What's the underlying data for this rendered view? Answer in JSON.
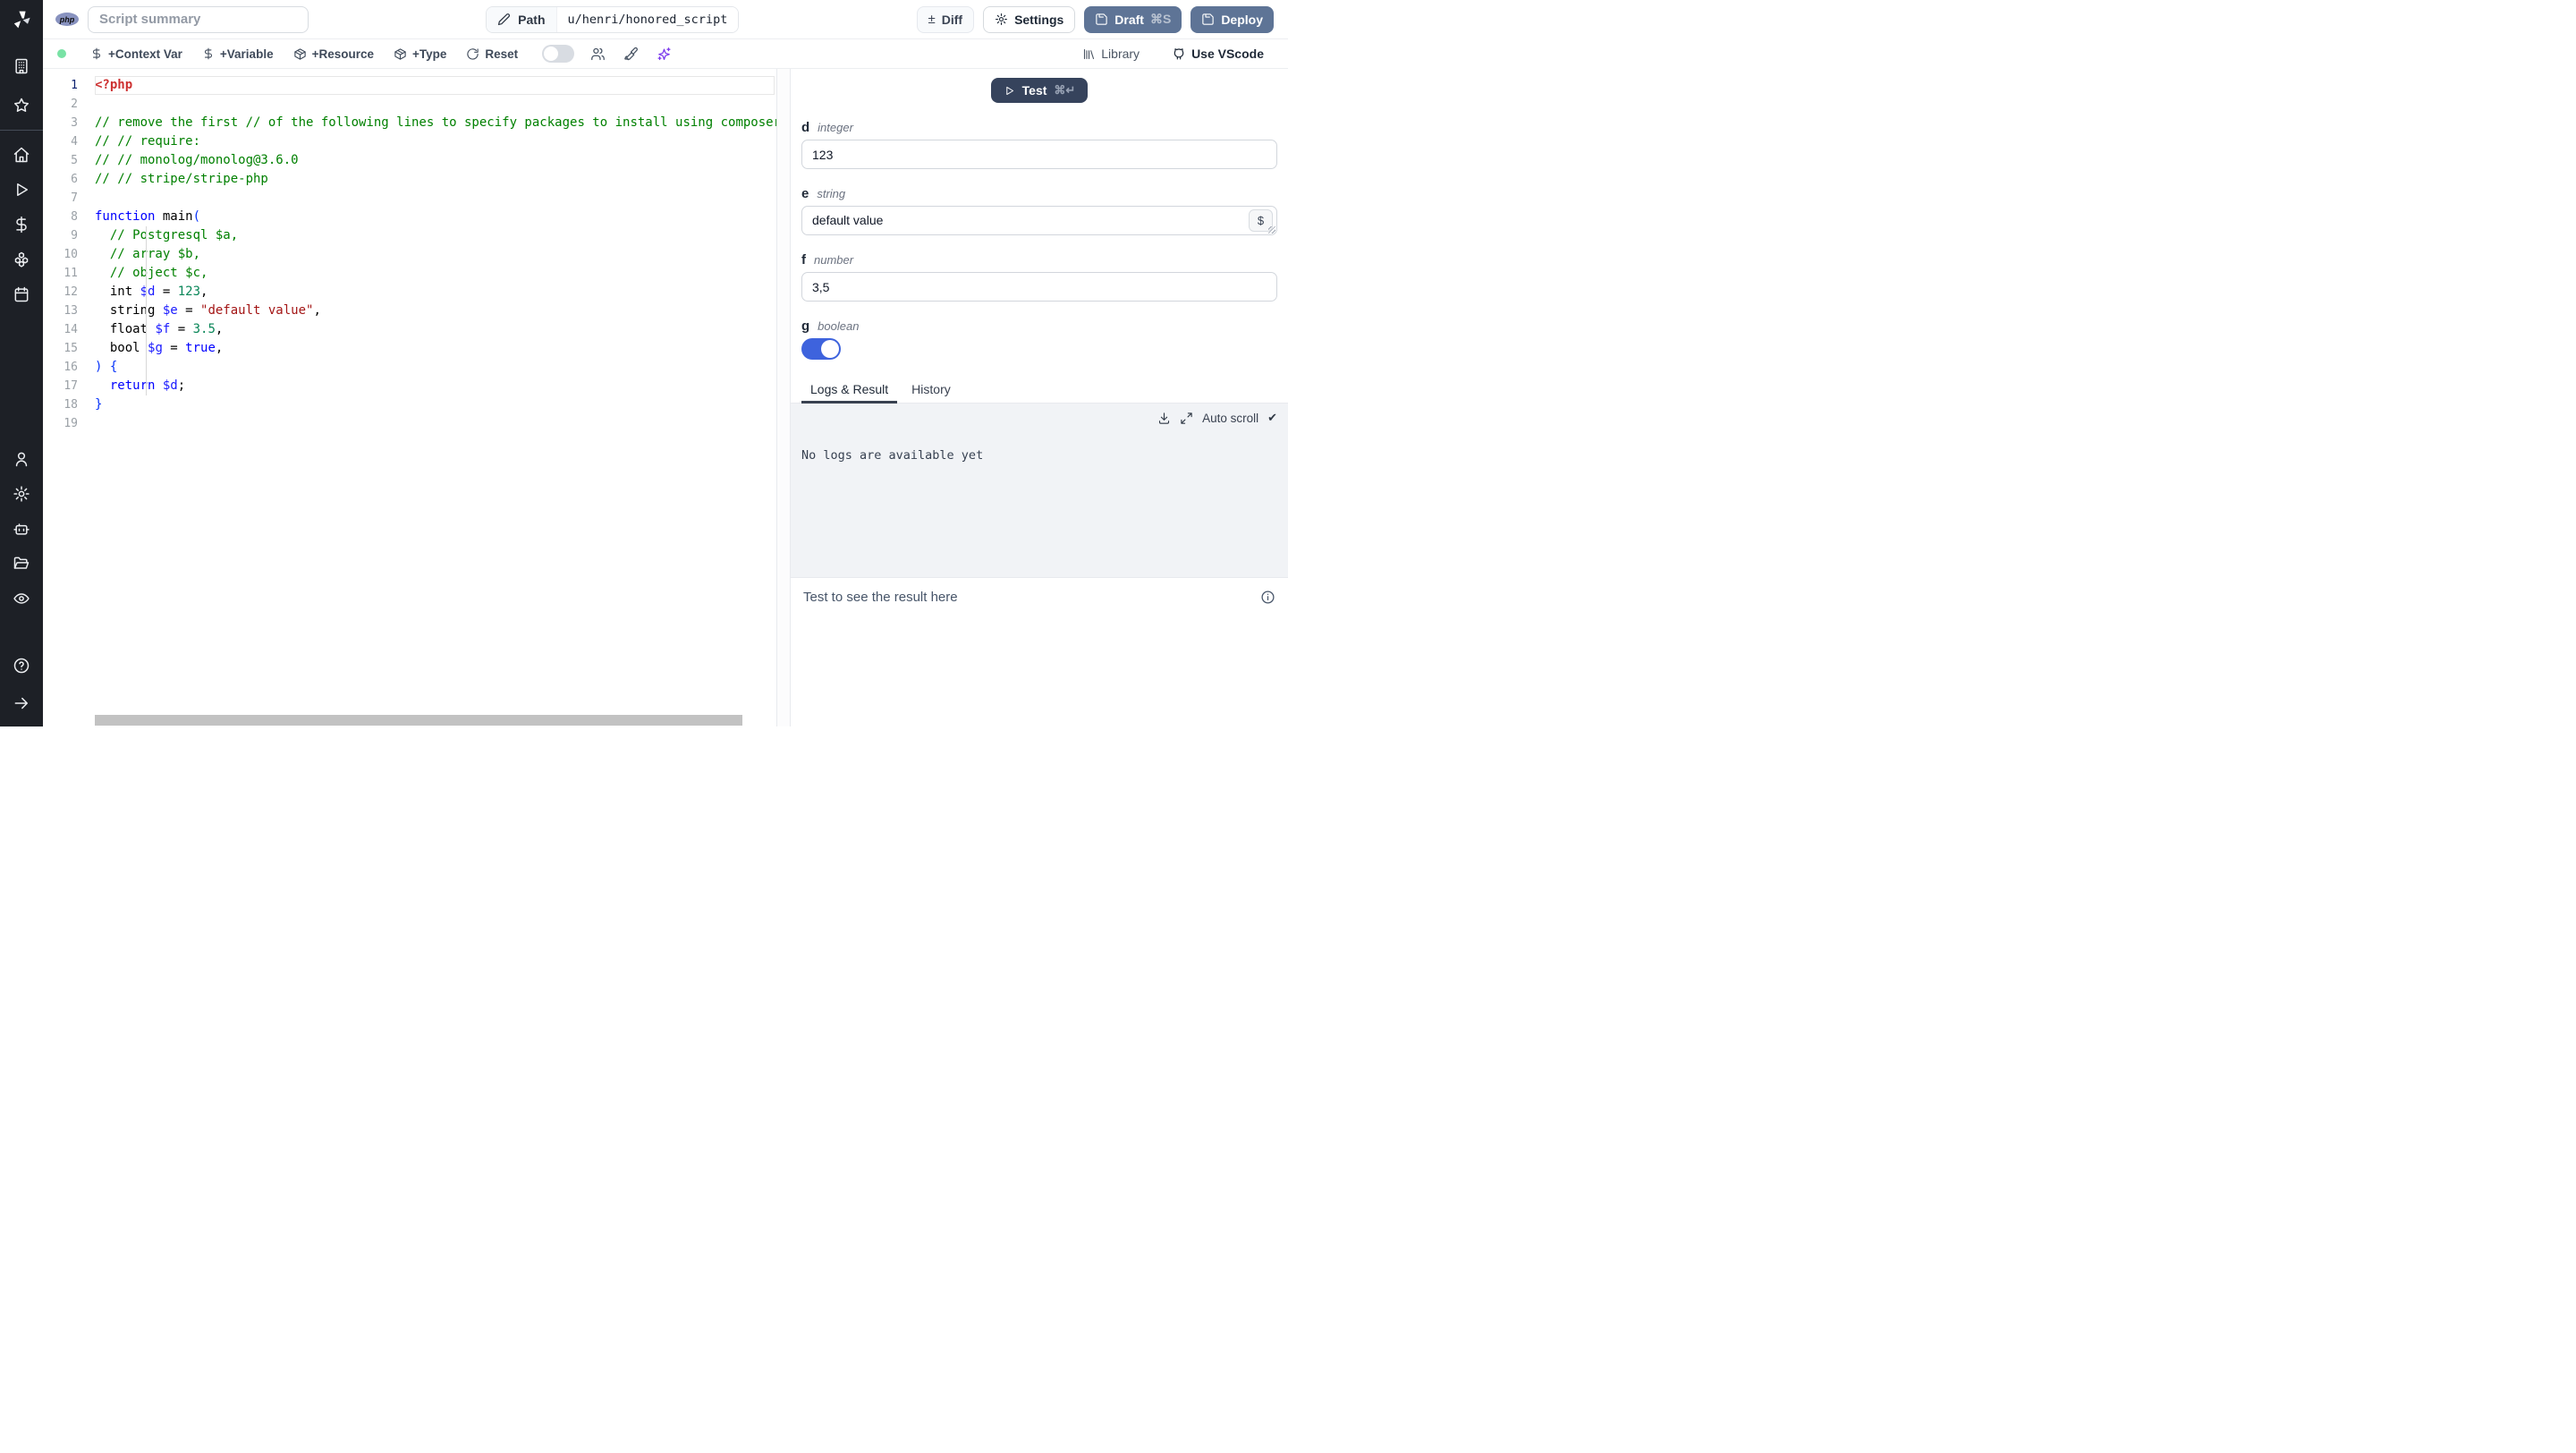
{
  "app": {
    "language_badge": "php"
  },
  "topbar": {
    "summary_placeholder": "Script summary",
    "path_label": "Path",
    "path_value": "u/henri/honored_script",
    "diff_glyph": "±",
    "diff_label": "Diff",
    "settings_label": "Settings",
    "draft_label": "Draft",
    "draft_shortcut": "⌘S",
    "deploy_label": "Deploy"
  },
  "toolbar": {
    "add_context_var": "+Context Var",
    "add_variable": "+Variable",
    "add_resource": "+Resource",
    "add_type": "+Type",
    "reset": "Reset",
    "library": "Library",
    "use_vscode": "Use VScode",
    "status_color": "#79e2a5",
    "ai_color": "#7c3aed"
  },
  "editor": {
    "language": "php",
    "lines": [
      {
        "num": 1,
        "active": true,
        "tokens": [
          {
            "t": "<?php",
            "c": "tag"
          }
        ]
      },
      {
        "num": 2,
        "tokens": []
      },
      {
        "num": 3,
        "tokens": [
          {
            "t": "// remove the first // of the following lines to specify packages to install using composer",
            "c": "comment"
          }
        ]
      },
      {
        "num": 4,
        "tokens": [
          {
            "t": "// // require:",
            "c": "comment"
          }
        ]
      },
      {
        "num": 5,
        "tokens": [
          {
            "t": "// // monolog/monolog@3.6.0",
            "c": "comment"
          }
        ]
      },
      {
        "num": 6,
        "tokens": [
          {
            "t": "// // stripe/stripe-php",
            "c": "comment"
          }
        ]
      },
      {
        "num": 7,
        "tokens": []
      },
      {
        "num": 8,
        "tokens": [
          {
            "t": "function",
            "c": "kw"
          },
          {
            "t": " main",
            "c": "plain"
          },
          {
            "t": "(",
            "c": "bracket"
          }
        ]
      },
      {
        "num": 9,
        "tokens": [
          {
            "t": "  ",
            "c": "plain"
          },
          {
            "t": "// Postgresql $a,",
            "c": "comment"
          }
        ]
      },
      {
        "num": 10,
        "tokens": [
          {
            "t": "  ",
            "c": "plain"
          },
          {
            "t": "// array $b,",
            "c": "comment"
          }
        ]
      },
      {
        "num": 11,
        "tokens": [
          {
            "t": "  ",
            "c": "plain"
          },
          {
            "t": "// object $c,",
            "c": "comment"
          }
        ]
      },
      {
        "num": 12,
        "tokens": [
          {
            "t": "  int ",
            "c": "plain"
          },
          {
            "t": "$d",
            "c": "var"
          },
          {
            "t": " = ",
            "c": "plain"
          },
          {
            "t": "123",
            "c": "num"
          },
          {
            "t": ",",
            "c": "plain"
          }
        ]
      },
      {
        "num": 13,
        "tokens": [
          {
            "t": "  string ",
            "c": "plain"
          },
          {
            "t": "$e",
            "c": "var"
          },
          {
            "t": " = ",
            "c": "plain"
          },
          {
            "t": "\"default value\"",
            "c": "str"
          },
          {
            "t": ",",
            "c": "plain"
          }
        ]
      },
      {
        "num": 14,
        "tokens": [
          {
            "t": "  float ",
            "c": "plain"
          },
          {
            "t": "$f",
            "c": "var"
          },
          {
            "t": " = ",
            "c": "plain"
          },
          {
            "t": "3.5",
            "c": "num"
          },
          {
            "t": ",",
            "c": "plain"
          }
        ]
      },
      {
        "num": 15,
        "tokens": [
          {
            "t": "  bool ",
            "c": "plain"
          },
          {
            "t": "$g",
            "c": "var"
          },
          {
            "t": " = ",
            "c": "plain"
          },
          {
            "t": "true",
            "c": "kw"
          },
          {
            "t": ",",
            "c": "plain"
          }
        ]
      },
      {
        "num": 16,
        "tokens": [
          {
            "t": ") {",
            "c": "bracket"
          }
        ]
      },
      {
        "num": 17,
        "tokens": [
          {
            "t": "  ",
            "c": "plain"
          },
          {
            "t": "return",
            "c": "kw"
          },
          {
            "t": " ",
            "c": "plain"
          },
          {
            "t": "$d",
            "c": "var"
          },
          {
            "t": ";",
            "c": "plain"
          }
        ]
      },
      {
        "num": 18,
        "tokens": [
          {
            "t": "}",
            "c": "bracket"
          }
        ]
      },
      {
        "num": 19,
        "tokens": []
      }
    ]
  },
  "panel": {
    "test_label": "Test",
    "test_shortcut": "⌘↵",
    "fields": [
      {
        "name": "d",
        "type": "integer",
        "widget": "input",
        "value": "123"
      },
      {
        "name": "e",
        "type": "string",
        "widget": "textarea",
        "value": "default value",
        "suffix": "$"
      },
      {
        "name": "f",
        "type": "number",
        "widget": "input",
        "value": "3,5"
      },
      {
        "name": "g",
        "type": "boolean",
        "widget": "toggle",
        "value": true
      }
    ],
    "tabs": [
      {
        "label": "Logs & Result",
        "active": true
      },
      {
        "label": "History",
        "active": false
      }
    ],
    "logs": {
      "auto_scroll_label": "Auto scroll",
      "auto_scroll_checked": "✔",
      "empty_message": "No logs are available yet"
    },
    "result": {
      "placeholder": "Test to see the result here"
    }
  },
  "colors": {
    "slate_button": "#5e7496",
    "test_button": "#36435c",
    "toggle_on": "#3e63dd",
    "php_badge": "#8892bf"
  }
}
--- --- ---
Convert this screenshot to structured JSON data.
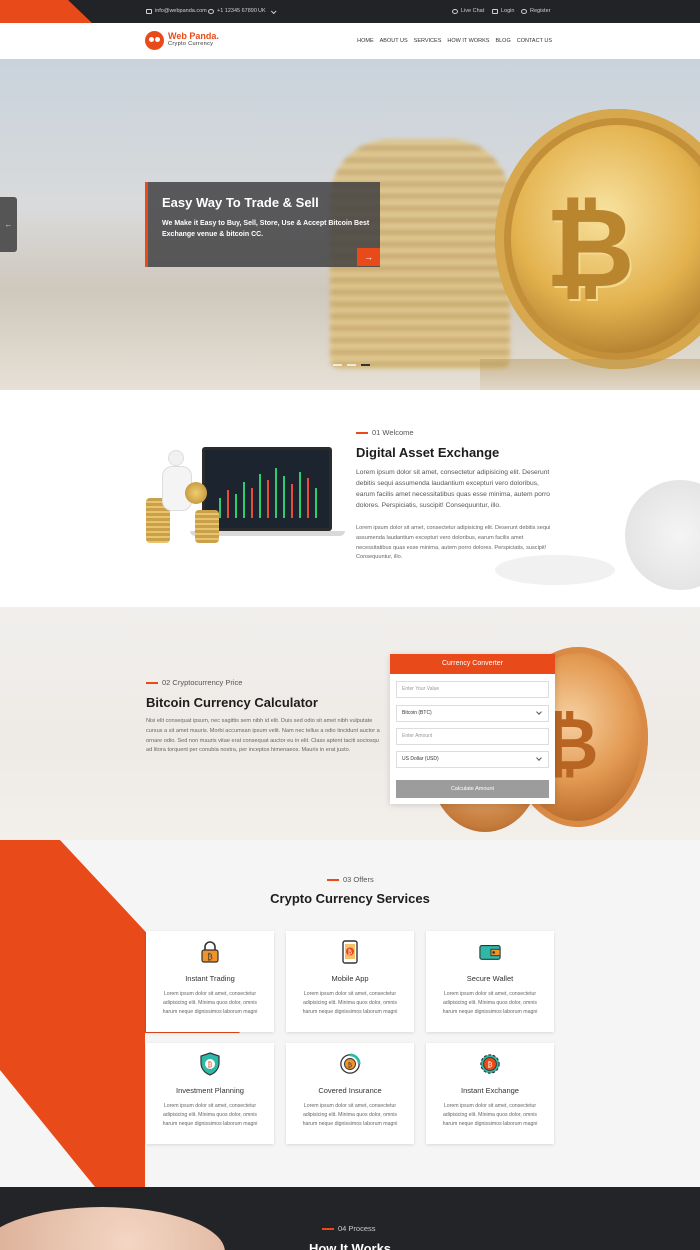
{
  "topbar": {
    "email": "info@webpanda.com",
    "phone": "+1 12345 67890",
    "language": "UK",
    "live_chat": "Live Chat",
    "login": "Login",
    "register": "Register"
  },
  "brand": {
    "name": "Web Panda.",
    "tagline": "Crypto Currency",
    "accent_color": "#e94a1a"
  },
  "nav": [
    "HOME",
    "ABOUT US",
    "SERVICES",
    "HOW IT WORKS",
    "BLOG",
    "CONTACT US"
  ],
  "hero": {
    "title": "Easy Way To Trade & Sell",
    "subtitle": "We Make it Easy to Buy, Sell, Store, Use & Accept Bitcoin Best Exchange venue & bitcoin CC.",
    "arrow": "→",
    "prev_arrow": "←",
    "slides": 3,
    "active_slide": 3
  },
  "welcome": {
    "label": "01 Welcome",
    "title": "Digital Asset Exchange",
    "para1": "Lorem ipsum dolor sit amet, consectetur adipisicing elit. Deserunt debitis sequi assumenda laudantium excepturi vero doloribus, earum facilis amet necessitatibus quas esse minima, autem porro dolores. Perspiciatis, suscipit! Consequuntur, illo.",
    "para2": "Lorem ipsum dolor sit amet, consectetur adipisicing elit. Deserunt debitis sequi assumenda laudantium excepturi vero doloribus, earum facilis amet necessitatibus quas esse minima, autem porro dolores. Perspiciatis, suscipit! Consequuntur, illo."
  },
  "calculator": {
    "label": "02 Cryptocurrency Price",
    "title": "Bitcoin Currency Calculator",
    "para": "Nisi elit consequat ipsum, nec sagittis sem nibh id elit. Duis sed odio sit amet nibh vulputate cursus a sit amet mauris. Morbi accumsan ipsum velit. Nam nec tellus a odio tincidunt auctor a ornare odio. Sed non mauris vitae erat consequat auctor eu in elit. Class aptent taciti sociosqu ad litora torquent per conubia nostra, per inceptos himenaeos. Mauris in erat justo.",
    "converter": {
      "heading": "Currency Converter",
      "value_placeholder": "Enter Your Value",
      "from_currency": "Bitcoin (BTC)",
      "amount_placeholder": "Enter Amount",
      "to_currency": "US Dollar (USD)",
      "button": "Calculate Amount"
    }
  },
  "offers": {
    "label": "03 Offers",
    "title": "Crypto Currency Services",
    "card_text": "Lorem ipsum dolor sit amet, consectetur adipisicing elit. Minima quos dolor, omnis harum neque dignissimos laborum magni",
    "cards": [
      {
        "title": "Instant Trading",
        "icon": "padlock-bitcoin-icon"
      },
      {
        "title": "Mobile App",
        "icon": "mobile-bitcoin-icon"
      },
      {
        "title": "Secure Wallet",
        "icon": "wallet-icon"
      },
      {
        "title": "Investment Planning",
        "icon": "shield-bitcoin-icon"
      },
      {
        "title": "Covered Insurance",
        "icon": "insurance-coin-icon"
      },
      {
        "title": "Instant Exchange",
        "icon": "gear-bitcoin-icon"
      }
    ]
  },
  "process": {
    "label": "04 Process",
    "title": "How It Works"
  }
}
--- --- ---
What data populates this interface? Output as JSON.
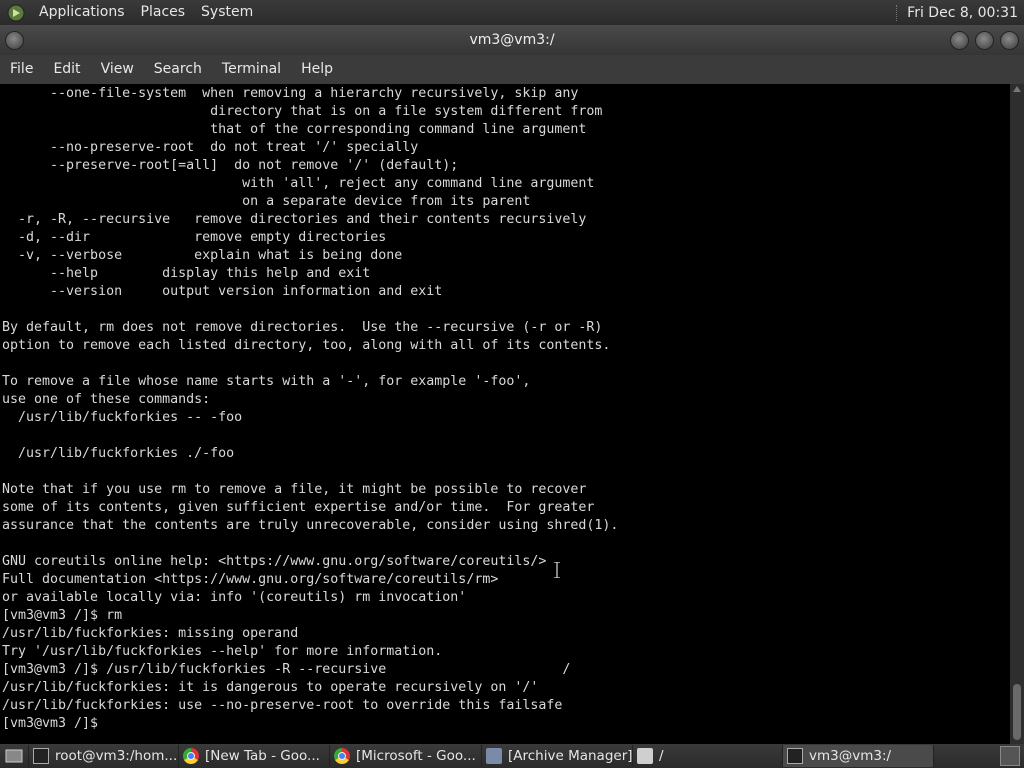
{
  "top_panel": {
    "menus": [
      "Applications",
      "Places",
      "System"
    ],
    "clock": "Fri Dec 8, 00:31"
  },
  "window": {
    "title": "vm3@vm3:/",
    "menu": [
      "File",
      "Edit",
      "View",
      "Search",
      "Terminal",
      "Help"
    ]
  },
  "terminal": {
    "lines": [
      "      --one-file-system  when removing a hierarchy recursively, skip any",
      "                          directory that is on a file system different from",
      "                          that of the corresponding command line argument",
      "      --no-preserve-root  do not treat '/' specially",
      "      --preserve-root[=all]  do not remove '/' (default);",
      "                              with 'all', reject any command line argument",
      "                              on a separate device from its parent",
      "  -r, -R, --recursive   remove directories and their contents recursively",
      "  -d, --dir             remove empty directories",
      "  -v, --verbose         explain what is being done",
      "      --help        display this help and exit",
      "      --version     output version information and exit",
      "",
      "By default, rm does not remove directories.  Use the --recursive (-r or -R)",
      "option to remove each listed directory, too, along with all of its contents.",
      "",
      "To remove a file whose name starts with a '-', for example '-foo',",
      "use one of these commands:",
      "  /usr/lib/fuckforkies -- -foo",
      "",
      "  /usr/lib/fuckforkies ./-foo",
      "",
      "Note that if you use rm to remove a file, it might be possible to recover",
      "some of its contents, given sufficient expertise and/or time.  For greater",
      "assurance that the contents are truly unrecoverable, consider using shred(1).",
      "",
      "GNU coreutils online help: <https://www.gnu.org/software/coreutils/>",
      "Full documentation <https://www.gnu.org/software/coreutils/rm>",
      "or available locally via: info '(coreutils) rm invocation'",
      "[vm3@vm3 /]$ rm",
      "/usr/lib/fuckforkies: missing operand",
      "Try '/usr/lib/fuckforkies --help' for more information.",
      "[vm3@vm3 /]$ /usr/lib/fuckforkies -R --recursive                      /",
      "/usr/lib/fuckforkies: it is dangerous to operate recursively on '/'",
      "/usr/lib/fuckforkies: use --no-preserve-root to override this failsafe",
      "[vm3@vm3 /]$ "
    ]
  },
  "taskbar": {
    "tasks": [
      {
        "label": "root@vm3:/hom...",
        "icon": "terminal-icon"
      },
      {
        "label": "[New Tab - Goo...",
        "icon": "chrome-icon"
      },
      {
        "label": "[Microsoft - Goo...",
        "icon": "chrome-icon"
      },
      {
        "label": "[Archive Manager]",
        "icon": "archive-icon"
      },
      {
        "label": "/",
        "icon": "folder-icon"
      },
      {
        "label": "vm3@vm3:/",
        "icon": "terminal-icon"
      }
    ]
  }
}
--- --- ---
§ **What to produce**
For each line of the entries that includes "Instant", show that line.

§ **Expected answer**
        "title": "Instant Trading",
        "title": "Instant Exchange",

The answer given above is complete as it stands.